WORK TASK —
The entries are to be output word for word, with the pictures omitted.

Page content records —
====================
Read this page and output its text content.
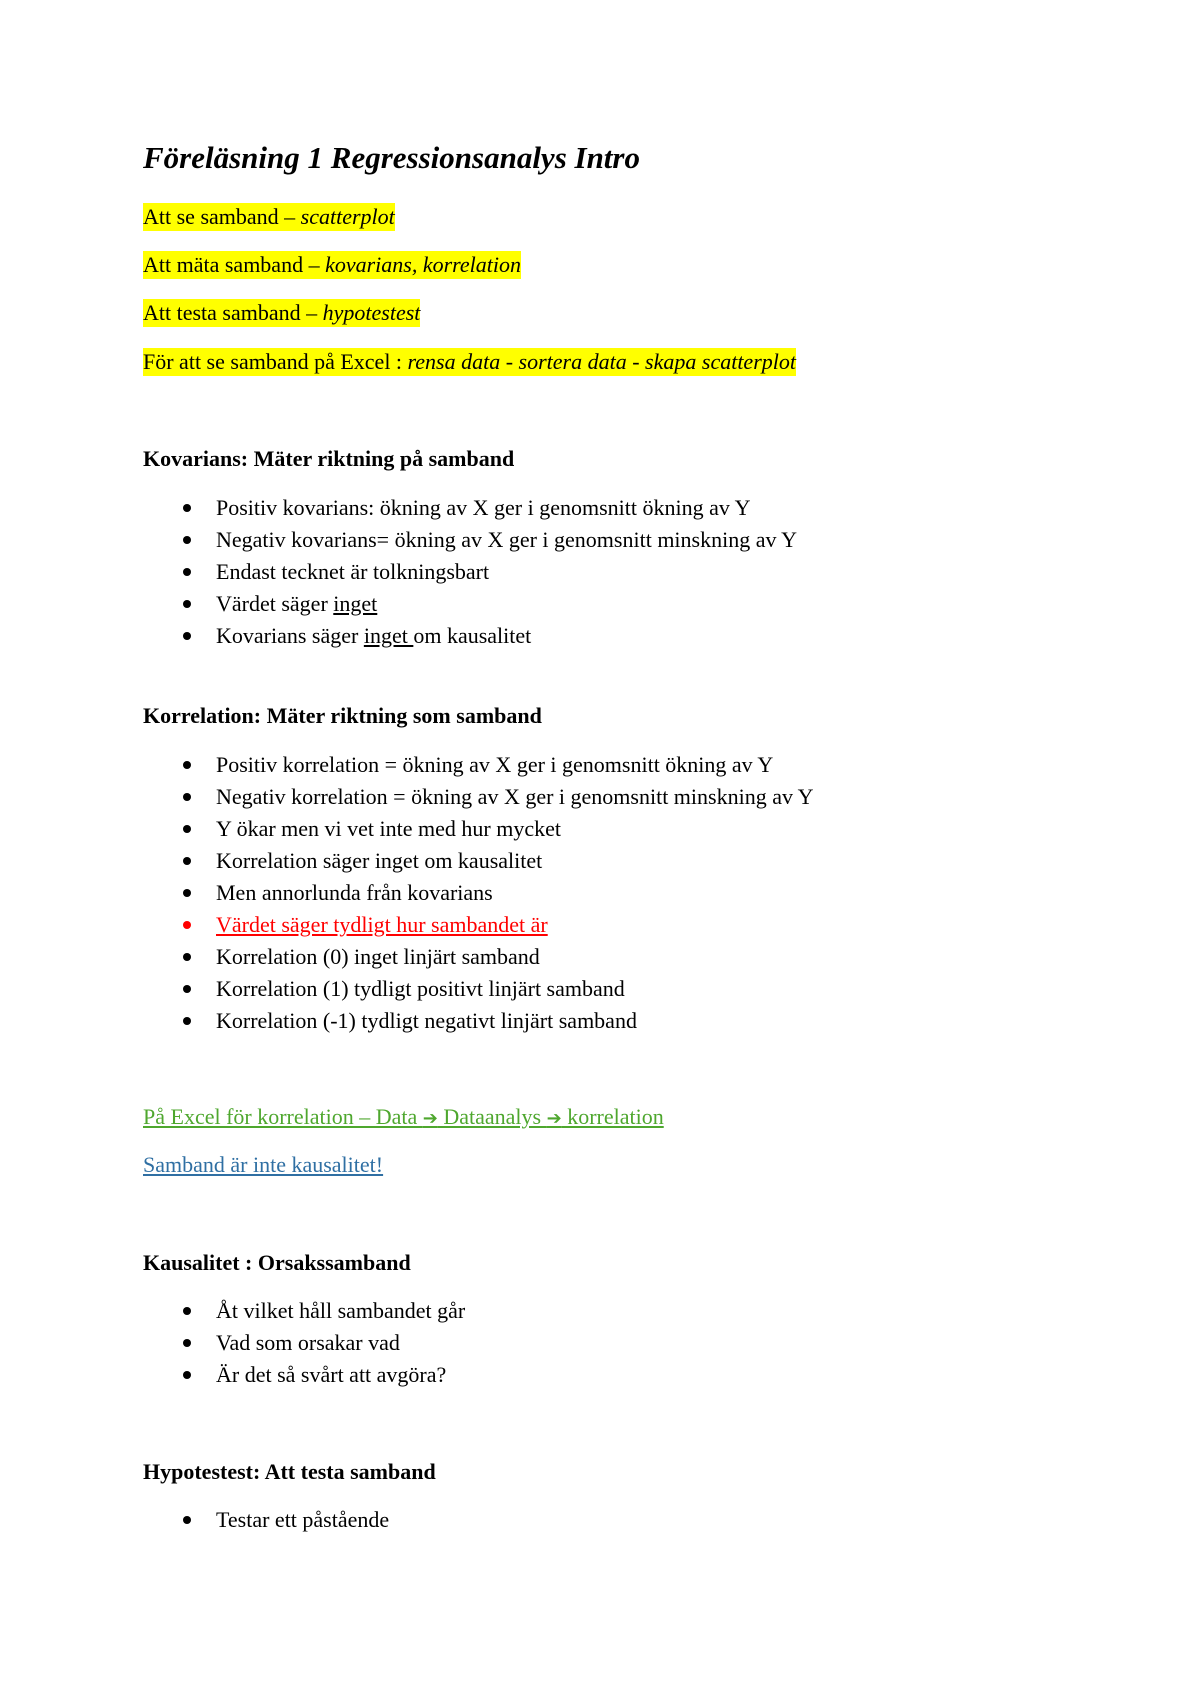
Föreläsning 1 Regressionsanalys Intro
Att se samband – scatterplot
Att mäta samband – kovarians, korrelation
Att testa samband – hypotestest
För att se samband på Excel : rensa data - sortera data - skapa scatterplot
Kovarians: Mäter riktning på samband
Positiv kovarians: ökning av X ger i genomsnitt ökning av Y
Negativ kovarians= ökning av X ger i genomsnitt minskning av Y
Endast tecknet är tolkningsbart
Värdet säger inget
Kovarians säger inget om kausalitet
Korrelation: Mäter riktning som samband
Positiv korrelation = ökning av X ger i genomsnitt ökning av Y
Negativ korrelation = ökning av X ger i genomsnitt minskning av Y
Y ökar men vi vet inte med hur mycket
Korrelation säger inget om kausalitet
Men annorlunda från kovarians
Värdet säger tydligt hur sambandet är
Korrelation (0) inget linjärt samband
Korrelation (1) tydligt positivt linjärt samband
Korrelation (-1) tydligt negativt linjärt samband
På Excel för korrelation – Data ➔ Dataanalys ➔ korrelation
Samband är inte kausalitet!
Kausalitet : Orsakssamband
Åt vilket håll sambandet går
Vad som orsakar vad
Är det så svårt att avgöra?
Hypotestest: Att testa samband
Testar ett påstående
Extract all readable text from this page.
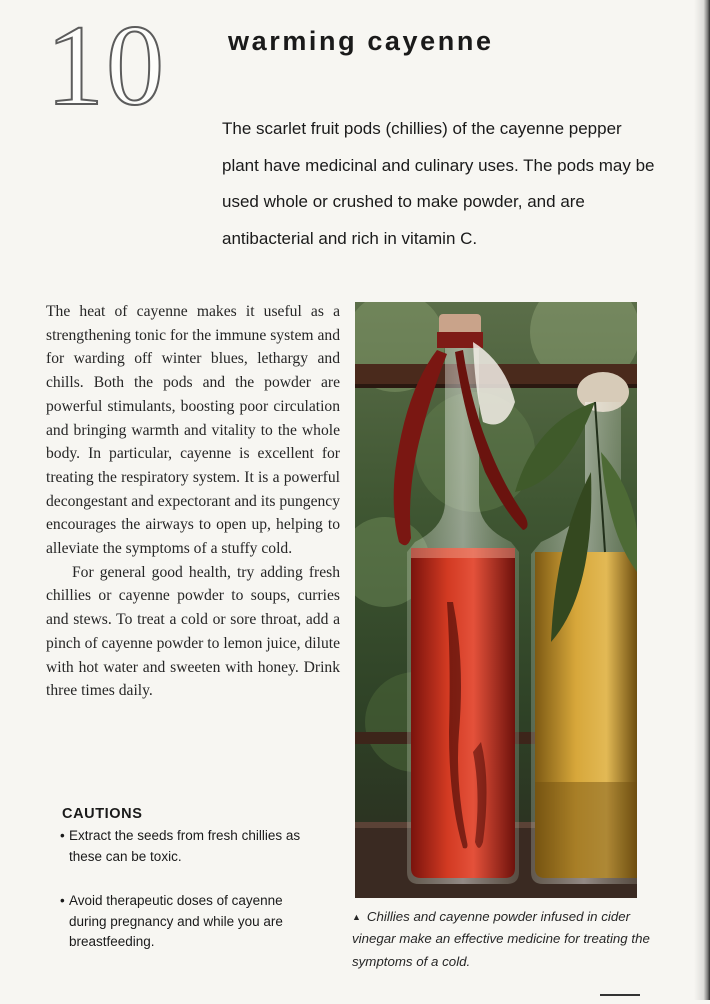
10 warming cayenne

The scarlet fruit pods (chillies) of the cayenne pepper plant have medicinal and culinary uses. The pods may be used whole or crushed to make powder, and are antibacterial and rich in vitamin C.

The heat of cayenne makes it useful as a strengthening tonic for the immune system and for warding off winter blues, lethargy and chills. Both the pods and the powder are powerful stimulants, boosting poor circulation and bringing warmth and vitality to the whole body. In particular, cayenne is excellent for treating the respiratory system. It is a powerful decongestant and expectorant and its pungency encourages the airways to open up, helping to alleviate the symptoms of a stuffy cold.

For general good health, try adding fresh chillies or cayenne powder to soups, curries and stews. To treat a cold or sore throat, add a pinch of cayenne powder to lemon juice, dilute with hot water and sweeten with honey. Drink three times daily.

CAUTIONS
• Extract the seeds from fresh chillies as these can be toxic.
• Avoid therapeutic doses of cayenne during pregnancy and while you are breastfeeding.

▲ Chillies and cayenne powder infused in cider vinegar make an effective medicine for treating the symptoms of a cold.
====================
RESPONSE BOX —
Read this page and output its text content.
Föreläsning 1 Regressionsanalys Intro
Att se samband – scatterplot
Att mäta samband – kovarians, korrelation
Att testa samband – hypotestest
För att se samband på Excel : rensa data - sortera data - skapa scatterplot
Kovarians: Mäter riktning på samband
Positiv kovarians: ökning av X ger i genomsnitt ökning av Y
Negativ kovarians= ökning av X ger i genomsnitt minskning av Y
Endast tecknet är tolkningsbart
Värdet säger inget
Kovarians säger inget om kausalitet
Korrelation: Mäter riktning som samband
Positiv korrelation = ökning av X ger i genomsnitt ökning av Y
Negativ korrelation = ökning av X ger i genomsnitt minskning av Y
Y ökar men vi vet inte med hur mycket
Korrelation säger inget om kausalitet
Men annorlunda från kovarians
Värdet säger tydligt hur sambandet är
Korrelation (0) inget linjärt samband
Korrelation (1) tydligt positivt linjärt samband
Korrelation (-1) tydligt negativt linjärt samband
På Excel för korrelation – Data ➔ Dataanalys ➔ korrelation
Samband är inte kausalitet!
Kausalitet : Orsakssamband
Åt vilket håll sambandet går
Vad som orsakar vad
Är det så svårt att avgöra?
Hypotestest: Att testa samband
Testar ett påstående
Extract all readable text from this page.
10 warming cayenne

The scarlet fruit pods (chillies) of the cayenne pepper plant have medicinal and culinary uses. The pods may be used whole or crushed to make powder, and are antibacterial and rich in vitamin C.

The heat of cayenne makes it useful as a strengthening tonic for the immune system and for warding off winter blues, lethargy and chills. Both the pods and the powder are powerful stimulants, boosting poor circulation and bringing warmth and vitality to the whole body. In particular, cayenne is excellent for treating the respiratory system. It is a powerful decongestant and expectorant and its pungency encourages the airways to open up, helping to alleviate the symptoms of a stuffy cold.

For general good health, try adding fresh chillies or cayenne powder to soups, curries and stews. To treat a cold or sore throat, add a pinch of cayenne powder to lemon juice, dilute with hot water and sweeten with honey. Drink three times daily.

CAUTIONS
• Extract the seeds from fresh chillies as these can be toxic.
• Avoid therapeutic doses of cayenne during pregnancy and while you are breastfeeding.

▲ Chillies and cayenne powder infused in cider vinegar make an effective medicine for treating the symptoms of a cold.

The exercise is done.